[Start of Supplied material]

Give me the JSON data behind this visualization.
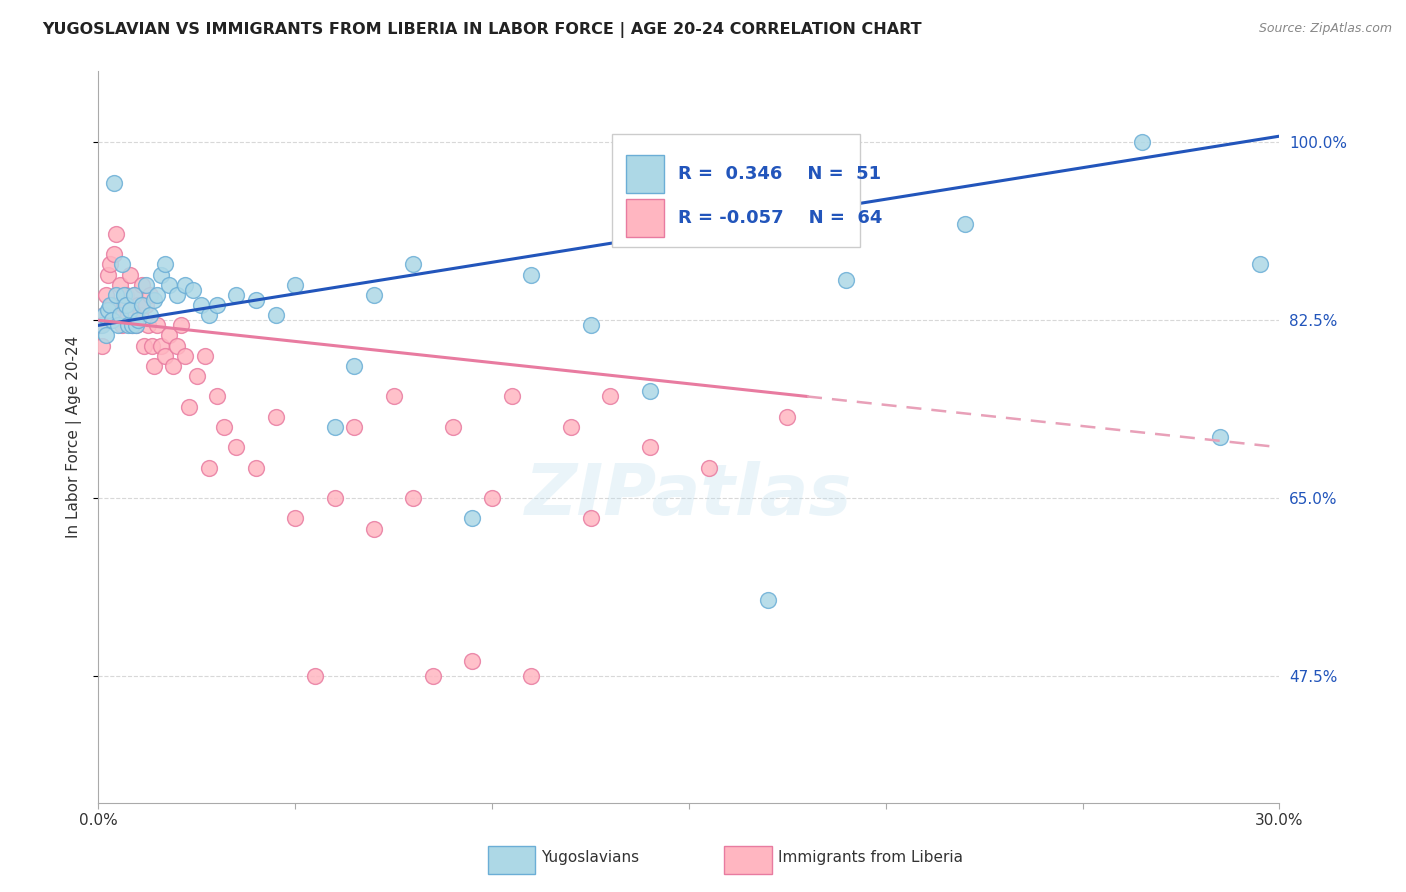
{
  "title": "YUGOSLAVIAN VS IMMIGRANTS FROM LIBERIA IN LABOR FORCE | AGE 20-24 CORRELATION CHART",
  "source": "Source: ZipAtlas.com",
  "ylabel": "In Labor Force | Age 20-24",
  "xlim": [
    0.0,
    30.0
  ],
  "ylim": [
    35.0,
    107.0
  ],
  "yticks": [
    47.5,
    65.0,
    82.5,
    100.0
  ],
  "ytick_labels": [
    "47.5%",
    "65.0%",
    "82.5%",
    "100.0%"
  ],
  "xticks": [
    0.0,
    5.0,
    10.0,
    15.0,
    20.0,
    25.0,
    30.0
  ],
  "xtick_labels": [
    "0.0%",
    "",
    "",
    "",
    "",
    "",
    "30.0%"
  ],
  "background_color": "#ffffff",
  "grid_color": "#d8d8d8",
  "blue_color": "#ADD8E6",
  "blue_edge": "#6BAED6",
  "pink_color": "#FFB6C1",
  "pink_edge": "#E87BA0",
  "blue_line_color": "#2255BB",
  "pink_line_color": "#E87BA0",
  "pink_dash_color": "#E8A0B8",
  "legend_r_blue": "R =  0.346",
  "legend_n_blue": "N =  51",
  "legend_r_pink": "R = -0.057",
  "legend_n_pink": "N =  64",
  "watermark": "ZIPatlas",
  "yug_x": [
    0.1,
    0.15,
    0.2,
    0.25,
    0.3,
    0.35,
    0.4,
    0.45,
    0.5,
    0.55,
    0.6,
    0.65,
    0.7,
    0.75,
    0.8,
    0.85,
    0.9,
    0.95,
    1.0,
    1.1,
    1.2,
    1.3,
    1.4,
    1.5,
    1.6,
    1.7,
    1.8,
    2.0,
    2.2,
    2.4,
    2.6,
    2.8,
    3.0,
    3.5,
    4.0,
    4.5,
    5.0,
    6.0,
    7.0,
    8.0,
    9.5,
    11.0,
    12.5,
    14.0,
    17.0,
    19.0,
    22.0,
    26.5,
    28.5,
    29.5,
    6.5
  ],
  "yug_y": [
    82.0,
    83.0,
    81.0,
    83.5,
    84.0,
    82.5,
    96.0,
    85.0,
    82.0,
    83.0,
    88.0,
    85.0,
    84.0,
    82.0,
    83.5,
    82.0,
    85.0,
    82.0,
    82.5,
    84.0,
    86.0,
    83.0,
    84.5,
    85.0,
    87.0,
    88.0,
    86.0,
    85.0,
    86.0,
    85.5,
    84.0,
    83.0,
    84.0,
    85.0,
    84.5,
    83.0,
    86.0,
    72.0,
    85.0,
    88.0,
    63.0,
    87.0,
    82.0,
    75.5,
    55.0,
    86.5,
    92.0,
    100.0,
    71.0,
    88.0,
    78.0
  ],
  "lib_x": [
    0.05,
    0.1,
    0.15,
    0.2,
    0.25,
    0.3,
    0.35,
    0.4,
    0.45,
    0.5,
    0.55,
    0.6,
    0.65,
    0.7,
    0.75,
    0.8,
    0.85,
    0.9,
    0.95,
    1.0,
    1.05,
    1.1,
    1.15,
    1.2,
    1.25,
    1.3,
    1.35,
    1.4,
    1.5,
    1.6,
    1.7,
    1.8,
    1.9,
    2.0,
    2.1,
    2.2,
    2.3,
    2.5,
    2.7,
    3.0,
    3.2,
    3.5,
    4.0,
    4.5,
    5.0,
    5.5,
    6.0,
    6.5,
    7.0,
    7.5,
    8.0,
    8.5,
    9.0,
    9.5,
    10.0,
    10.5,
    11.0,
    12.0,
    13.0,
    14.0,
    15.5,
    17.5,
    12.5,
    2.8
  ],
  "lib_y": [
    82.0,
    80.0,
    83.0,
    85.0,
    87.0,
    88.0,
    84.0,
    89.0,
    91.0,
    83.0,
    86.0,
    82.0,
    84.0,
    85.0,
    83.0,
    87.0,
    82.0,
    85.0,
    82.0,
    84.0,
    83.0,
    86.0,
    80.0,
    84.0,
    82.0,
    85.0,
    80.0,
    78.0,
    82.0,
    80.0,
    79.0,
    81.0,
    78.0,
    80.0,
    82.0,
    79.0,
    74.0,
    77.0,
    79.0,
    75.0,
    72.0,
    70.0,
    68.0,
    73.0,
    63.0,
    47.5,
    65.0,
    72.0,
    62.0,
    75.0,
    65.0,
    47.5,
    72.0,
    49.0,
    65.0,
    75.0,
    47.5,
    72.0,
    75.0,
    70.0,
    68.0,
    73.0,
    63.0,
    68.0
  ]
}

[End of Supplied material]

> **Do this**: The records above are to be quoted exactly, with all pictures left out.

> **Solution below**:
Give me the JSON data behind this visualization.
{
  "title": "YUGOSLAVIAN VS IMMIGRANTS FROM LIBERIA IN LABOR FORCE | AGE 20-24 CORRELATION CHART",
  "source": "Source: ZipAtlas.com",
  "ylabel": "In Labor Force | Age 20-24",
  "xlim": [
    0.0,
    30.0
  ],
  "ylim": [
    35.0,
    107.0
  ],
  "yticks": [
    47.5,
    65.0,
    82.5,
    100.0
  ],
  "ytick_labels": [
    "47.5%",
    "65.0%",
    "82.5%",
    "100.0%"
  ],
  "xticks": [
    0.0,
    5.0,
    10.0,
    15.0,
    20.0,
    25.0,
    30.0
  ],
  "xtick_labels": [
    "0.0%",
    "",
    "",
    "",
    "",
    "",
    "30.0%"
  ],
  "background_color": "#ffffff",
  "grid_color": "#d8d8d8",
  "blue_color": "#ADD8E6",
  "blue_edge": "#6BAED6",
  "pink_color": "#FFB6C1",
  "pink_edge": "#E87BA0",
  "blue_line_color": "#2255BB",
  "pink_line_color": "#E87BA0",
  "pink_dash_color": "#E8A0B8",
  "legend_r_blue": "R =  0.346",
  "legend_n_blue": "N =  51",
  "legend_r_pink": "R = -0.057",
  "legend_n_pink": "N =  64",
  "watermark": "ZIPatlas",
  "yug_x": [
    0.1,
    0.15,
    0.2,
    0.25,
    0.3,
    0.35,
    0.4,
    0.45,
    0.5,
    0.55,
    0.6,
    0.65,
    0.7,
    0.75,
    0.8,
    0.85,
    0.9,
    0.95,
    1.0,
    1.1,
    1.2,
    1.3,
    1.4,
    1.5,
    1.6,
    1.7,
    1.8,
    2.0,
    2.2,
    2.4,
    2.6,
    2.8,
    3.0,
    3.5,
    4.0,
    4.5,
    5.0,
    6.0,
    7.0,
    8.0,
    9.5,
    11.0,
    12.5,
    14.0,
    17.0,
    19.0,
    22.0,
    26.5,
    28.5,
    29.5,
    6.5
  ],
  "yug_y": [
    82.0,
    83.0,
    81.0,
    83.5,
    84.0,
    82.5,
    96.0,
    85.0,
    82.0,
    83.0,
    88.0,
    85.0,
    84.0,
    82.0,
    83.5,
    82.0,
    85.0,
    82.0,
    82.5,
    84.0,
    86.0,
    83.0,
    84.5,
    85.0,
    87.0,
    88.0,
    86.0,
    85.0,
    86.0,
    85.5,
    84.0,
    83.0,
    84.0,
    85.0,
    84.5,
    83.0,
    86.0,
    72.0,
    85.0,
    88.0,
    63.0,
    87.0,
    82.0,
    75.5,
    55.0,
    86.5,
    92.0,
    100.0,
    71.0,
    88.0,
    78.0
  ],
  "lib_x": [
    0.05,
    0.1,
    0.15,
    0.2,
    0.25,
    0.3,
    0.35,
    0.4,
    0.45,
    0.5,
    0.55,
    0.6,
    0.65,
    0.7,
    0.75,
    0.8,
    0.85,
    0.9,
    0.95,
    1.0,
    1.05,
    1.1,
    1.15,
    1.2,
    1.25,
    1.3,
    1.35,
    1.4,
    1.5,
    1.6,
    1.7,
    1.8,
    1.9,
    2.0,
    2.1,
    2.2,
    2.3,
    2.5,
    2.7,
    3.0,
    3.2,
    3.5,
    4.0,
    4.5,
    5.0,
    5.5,
    6.0,
    6.5,
    7.0,
    7.5,
    8.0,
    8.5,
    9.0,
    9.5,
    10.0,
    10.5,
    11.0,
    12.0,
    13.0,
    14.0,
    15.5,
    17.5,
    12.5,
    2.8
  ],
  "lib_y": [
    82.0,
    80.0,
    83.0,
    85.0,
    87.0,
    88.0,
    84.0,
    89.0,
    91.0,
    83.0,
    86.0,
    82.0,
    84.0,
    85.0,
    83.0,
    87.0,
    82.0,
    85.0,
    82.0,
    84.0,
    83.0,
    86.0,
    80.0,
    84.0,
    82.0,
    85.0,
    80.0,
    78.0,
    82.0,
    80.0,
    79.0,
    81.0,
    78.0,
    80.0,
    82.0,
    79.0,
    74.0,
    77.0,
    79.0,
    75.0,
    72.0,
    70.0,
    68.0,
    73.0,
    63.0,
    47.5,
    65.0,
    72.0,
    62.0,
    75.0,
    65.0,
    47.5,
    72.0,
    49.0,
    65.0,
    75.0,
    47.5,
    72.0,
    75.0,
    70.0,
    68.0,
    73.0,
    63.0,
    68.0
  ]
}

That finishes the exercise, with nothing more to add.